# Data to use
* * *

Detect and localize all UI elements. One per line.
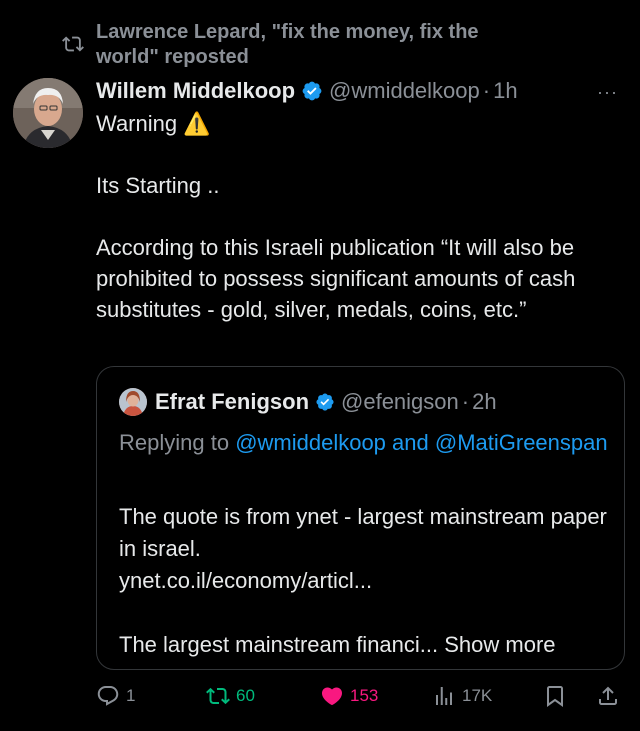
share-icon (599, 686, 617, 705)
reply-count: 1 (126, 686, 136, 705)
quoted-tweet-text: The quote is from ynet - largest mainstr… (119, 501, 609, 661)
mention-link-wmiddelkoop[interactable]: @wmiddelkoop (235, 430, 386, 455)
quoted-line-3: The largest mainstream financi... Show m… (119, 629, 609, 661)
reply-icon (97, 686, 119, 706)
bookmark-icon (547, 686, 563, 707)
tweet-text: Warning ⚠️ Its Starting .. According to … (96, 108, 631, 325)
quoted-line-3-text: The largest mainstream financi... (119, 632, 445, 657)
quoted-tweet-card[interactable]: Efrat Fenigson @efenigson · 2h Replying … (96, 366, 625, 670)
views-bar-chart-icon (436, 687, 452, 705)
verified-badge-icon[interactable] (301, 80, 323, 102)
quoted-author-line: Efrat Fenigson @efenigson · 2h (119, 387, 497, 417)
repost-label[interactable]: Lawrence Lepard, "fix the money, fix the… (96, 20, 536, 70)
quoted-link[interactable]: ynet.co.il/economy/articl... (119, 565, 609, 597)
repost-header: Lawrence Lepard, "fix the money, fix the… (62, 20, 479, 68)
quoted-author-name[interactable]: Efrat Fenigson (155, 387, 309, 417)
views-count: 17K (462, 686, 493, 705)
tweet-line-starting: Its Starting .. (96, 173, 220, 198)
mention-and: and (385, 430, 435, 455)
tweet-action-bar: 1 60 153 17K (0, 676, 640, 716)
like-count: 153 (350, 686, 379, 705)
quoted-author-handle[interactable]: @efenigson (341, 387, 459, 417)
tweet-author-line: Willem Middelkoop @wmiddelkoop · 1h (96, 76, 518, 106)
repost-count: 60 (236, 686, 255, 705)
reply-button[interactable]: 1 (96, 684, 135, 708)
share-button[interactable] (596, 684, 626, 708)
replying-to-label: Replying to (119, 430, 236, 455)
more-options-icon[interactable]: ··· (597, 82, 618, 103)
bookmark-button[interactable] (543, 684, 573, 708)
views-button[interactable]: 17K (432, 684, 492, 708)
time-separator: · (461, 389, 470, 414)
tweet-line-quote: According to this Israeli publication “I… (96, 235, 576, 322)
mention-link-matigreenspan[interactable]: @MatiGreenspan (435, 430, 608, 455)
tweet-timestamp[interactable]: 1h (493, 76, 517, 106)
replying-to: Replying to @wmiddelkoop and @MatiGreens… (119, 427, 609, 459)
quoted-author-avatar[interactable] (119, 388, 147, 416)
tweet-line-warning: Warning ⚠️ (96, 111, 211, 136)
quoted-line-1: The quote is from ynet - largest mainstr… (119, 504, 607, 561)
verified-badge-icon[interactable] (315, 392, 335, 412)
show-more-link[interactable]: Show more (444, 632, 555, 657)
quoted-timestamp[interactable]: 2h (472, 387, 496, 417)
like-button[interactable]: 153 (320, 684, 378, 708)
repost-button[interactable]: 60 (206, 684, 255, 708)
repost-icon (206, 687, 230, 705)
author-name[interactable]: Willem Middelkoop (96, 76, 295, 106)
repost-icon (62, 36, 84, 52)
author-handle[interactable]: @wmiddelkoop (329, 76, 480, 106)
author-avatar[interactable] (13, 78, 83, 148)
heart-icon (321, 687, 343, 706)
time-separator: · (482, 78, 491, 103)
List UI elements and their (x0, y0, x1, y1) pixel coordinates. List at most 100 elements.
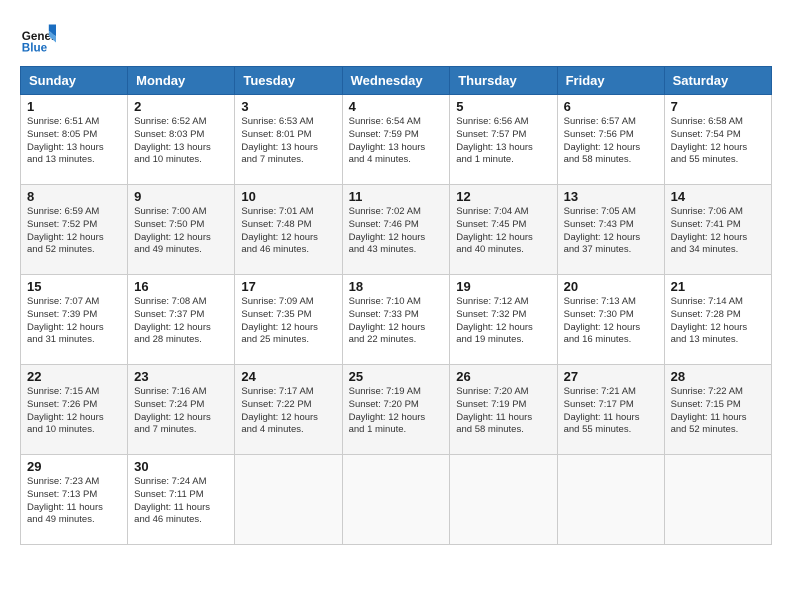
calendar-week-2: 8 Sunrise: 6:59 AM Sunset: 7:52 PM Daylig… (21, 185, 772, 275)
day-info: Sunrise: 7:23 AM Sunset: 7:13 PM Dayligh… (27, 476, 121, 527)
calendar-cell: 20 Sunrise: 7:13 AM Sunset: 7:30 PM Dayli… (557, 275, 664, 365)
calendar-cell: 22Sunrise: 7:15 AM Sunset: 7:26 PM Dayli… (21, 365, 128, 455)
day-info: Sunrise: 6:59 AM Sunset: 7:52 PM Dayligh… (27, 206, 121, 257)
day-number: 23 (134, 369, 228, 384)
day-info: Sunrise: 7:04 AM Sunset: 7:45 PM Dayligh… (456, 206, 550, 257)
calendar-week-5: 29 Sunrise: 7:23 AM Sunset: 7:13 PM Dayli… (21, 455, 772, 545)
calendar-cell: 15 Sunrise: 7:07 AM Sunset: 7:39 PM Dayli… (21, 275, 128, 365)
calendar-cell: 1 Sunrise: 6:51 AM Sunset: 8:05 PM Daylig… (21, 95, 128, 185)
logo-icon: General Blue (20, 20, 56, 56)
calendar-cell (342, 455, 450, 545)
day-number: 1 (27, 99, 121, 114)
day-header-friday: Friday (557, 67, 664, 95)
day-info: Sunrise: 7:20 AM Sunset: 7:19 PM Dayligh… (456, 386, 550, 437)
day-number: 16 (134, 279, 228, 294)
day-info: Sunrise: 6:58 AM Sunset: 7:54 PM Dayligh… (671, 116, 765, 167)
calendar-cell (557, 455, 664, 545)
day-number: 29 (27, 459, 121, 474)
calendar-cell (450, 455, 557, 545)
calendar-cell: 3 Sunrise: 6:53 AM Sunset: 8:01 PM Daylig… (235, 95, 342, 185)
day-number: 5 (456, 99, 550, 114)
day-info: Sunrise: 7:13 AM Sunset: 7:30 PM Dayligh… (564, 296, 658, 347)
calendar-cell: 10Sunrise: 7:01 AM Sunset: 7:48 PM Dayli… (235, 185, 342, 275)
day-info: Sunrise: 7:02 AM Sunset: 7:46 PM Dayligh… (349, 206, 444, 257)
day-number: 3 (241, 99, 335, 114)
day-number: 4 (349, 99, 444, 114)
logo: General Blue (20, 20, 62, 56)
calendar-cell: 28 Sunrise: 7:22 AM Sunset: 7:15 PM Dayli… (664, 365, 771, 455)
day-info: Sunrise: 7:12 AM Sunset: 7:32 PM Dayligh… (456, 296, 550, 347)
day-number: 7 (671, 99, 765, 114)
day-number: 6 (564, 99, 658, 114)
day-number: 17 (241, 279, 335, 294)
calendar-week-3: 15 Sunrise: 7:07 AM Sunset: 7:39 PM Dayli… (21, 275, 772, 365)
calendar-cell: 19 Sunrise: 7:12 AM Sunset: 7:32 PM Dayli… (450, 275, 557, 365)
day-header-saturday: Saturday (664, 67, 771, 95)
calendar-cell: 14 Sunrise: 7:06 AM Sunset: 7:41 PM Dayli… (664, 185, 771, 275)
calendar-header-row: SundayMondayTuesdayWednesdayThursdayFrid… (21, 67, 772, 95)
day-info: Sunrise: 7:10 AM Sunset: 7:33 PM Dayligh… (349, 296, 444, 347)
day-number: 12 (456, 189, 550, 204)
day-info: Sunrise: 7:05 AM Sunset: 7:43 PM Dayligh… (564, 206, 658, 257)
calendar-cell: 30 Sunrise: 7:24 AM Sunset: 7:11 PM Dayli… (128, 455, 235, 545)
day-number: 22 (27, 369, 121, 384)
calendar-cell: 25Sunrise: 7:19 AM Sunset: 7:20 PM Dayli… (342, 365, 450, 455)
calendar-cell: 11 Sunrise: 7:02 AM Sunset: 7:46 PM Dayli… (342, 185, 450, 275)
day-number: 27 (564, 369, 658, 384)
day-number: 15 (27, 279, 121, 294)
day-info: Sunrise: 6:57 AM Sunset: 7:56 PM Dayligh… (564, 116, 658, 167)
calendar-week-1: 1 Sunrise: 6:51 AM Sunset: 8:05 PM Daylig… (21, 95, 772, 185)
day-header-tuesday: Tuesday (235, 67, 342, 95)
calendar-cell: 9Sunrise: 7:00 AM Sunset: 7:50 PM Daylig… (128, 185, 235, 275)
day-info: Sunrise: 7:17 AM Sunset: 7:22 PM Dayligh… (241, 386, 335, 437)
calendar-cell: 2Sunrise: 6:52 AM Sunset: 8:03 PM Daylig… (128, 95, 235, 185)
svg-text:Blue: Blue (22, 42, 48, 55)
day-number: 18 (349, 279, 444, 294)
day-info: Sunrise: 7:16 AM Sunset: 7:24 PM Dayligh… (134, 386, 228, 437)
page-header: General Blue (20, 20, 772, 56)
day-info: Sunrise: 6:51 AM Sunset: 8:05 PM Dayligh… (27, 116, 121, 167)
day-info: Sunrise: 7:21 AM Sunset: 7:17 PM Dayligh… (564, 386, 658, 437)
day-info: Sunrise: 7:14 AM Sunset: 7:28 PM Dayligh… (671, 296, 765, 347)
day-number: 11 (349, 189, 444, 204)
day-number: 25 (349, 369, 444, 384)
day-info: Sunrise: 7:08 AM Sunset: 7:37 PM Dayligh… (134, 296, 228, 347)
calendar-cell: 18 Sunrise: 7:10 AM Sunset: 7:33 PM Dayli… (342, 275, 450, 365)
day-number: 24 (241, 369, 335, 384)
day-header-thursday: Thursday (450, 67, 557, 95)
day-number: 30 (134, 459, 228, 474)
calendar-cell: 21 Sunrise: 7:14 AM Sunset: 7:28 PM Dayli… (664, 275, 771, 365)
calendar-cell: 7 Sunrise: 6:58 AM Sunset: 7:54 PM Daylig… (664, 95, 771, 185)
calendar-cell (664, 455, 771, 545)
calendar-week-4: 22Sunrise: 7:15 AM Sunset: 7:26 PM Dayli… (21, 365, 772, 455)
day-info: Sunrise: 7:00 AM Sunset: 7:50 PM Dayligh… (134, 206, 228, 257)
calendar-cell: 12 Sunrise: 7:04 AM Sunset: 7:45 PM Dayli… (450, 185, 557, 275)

* * *

# Aim
Reproduce the items starting at the line containing "share-icon (599, 686, 617, 705)" and ending at the line containing "tweet-timestamp[interactable]: 1h (493, 76, 517, 106)", substituting "control" for each occurrence of "button" and keeping everything else unchanged.

# Answer to this exercise
share-icon (599, 686, 617, 705)
reply-count: 1 (126, 686, 136, 705)
quoted-tweet-text: The quote is from ynet - largest mainstr… (119, 501, 609, 661)
mention-link-wmiddelkoop[interactable]: @wmiddelkoop (235, 430, 386, 455)
quoted-line-3: The largest mainstream financi... Show m… (119, 629, 609, 661)
reply-icon (97, 686, 119, 706)
bookmark-icon (547, 686, 563, 707)
tweet-text: Warning ⚠️ Its Starting .. According to … (96, 108, 631, 325)
quoted-line-3-text: The largest mainstream financi... (119, 632, 445, 657)
quoted-tweet-card[interactable]: Efrat Fenigson @efenigson · 2h Replying … (96, 366, 625, 670)
views-bar-chart-icon (436, 687, 452, 705)
verified-badge-icon[interactable] (301, 80, 323, 102)
quoted-author-line: Efrat Fenigson @efenigson · 2h (119, 387, 497, 417)
repost-label[interactable]: Lawrence Lepard, "fix the money, fix the… (96, 20, 536, 70)
quoted-link[interactable]: ynet.co.il/economy/articl... (119, 565, 609, 597)
repost-header: Lawrence Lepard, "fix the money, fix the… (62, 20, 479, 68)
quoted-author-name[interactable]: Efrat Fenigson (155, 387, 309, 417)
views-count: 17K (462, 686, 493, 705)
tweet-line-starting: Its Starting .. (96, 173, 220, 198)
mention-and: and (385, 430, 435, 455)
tweet-action-bar: 1 60 153 17K (0, 676, 640, 716)
like-count: 153 (350, 686, 379, 705)
quoted-author-handle[interactable]: @efenigson (341, 387, 459, 417)
tweet-author-line: Willem Middelkoop @wmiddelkoop · 1h (96, 76, 518, 106)
repost-count: 60 (236, 686, 255, 705)
reply-control[interactable]: 1 (96, 684, 135, 708)
share-control[interactable] (596, 684, 626, 708)
replying-to-label: Replying to (119, 430, 236, 455)
more-options-icon[interactable]: ··· (597, 82, 618, 103)
bookmark-control[interactable] (543, 684, 573, 708)
views-control[interactable]: 17K (432, 684, 492, 708)
time-separator: · (461, 389, 470, 414)
tweet-line-quote: According to this Israeli publication “I… (96, 235, 576, 322)
mention-link-matigreenspan[interactable]: @MatiGreenspan (435, 430, 608, 455)
tweet-timestamp[interactable]: 1h (493, 76, 517, 106)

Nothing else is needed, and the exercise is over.